*TASK OBJECTIVE*
Find the word "configuration" in the records below. List each line containing it.

*INFORMATION PROVIDED*
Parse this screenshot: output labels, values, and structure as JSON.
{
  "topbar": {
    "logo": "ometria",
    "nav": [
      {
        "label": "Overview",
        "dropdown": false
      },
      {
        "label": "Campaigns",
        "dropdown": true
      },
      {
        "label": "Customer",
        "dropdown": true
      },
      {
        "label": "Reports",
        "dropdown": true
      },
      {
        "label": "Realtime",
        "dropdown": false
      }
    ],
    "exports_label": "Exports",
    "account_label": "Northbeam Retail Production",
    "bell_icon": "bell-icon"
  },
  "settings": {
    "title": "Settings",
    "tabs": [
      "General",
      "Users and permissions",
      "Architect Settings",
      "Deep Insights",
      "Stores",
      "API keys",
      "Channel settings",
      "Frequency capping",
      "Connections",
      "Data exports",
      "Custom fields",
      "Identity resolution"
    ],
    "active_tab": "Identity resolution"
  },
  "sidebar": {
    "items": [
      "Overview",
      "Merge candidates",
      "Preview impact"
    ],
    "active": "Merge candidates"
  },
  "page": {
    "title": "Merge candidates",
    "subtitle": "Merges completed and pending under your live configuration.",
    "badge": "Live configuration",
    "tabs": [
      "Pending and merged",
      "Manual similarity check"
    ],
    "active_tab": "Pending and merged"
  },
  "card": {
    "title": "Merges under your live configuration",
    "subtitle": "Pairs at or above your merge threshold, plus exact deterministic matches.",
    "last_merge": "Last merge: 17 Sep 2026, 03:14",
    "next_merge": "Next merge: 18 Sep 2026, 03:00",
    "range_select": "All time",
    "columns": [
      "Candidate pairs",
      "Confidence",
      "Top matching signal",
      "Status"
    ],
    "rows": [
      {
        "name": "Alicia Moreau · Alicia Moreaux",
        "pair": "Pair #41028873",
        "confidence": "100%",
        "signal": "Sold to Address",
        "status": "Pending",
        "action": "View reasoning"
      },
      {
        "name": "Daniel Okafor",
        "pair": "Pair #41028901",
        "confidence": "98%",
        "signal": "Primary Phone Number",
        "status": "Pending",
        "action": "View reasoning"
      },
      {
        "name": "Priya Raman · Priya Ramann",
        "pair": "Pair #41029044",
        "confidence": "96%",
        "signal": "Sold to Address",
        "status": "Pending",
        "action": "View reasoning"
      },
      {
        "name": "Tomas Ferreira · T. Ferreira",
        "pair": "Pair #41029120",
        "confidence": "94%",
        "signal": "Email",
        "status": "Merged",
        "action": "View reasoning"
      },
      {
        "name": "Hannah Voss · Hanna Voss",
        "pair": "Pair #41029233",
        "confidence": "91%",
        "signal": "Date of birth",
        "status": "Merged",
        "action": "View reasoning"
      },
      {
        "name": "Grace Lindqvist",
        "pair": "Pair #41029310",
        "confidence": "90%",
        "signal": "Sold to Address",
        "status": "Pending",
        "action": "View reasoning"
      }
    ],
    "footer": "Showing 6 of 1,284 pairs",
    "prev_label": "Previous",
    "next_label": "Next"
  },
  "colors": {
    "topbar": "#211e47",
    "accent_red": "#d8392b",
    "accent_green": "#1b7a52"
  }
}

*WRITTEN RESPONSE*
    "subtitle": "Merges completed and pending under your live configuration.",
    "badge": "Live configuration",
    "title": "Merges under your live configuration",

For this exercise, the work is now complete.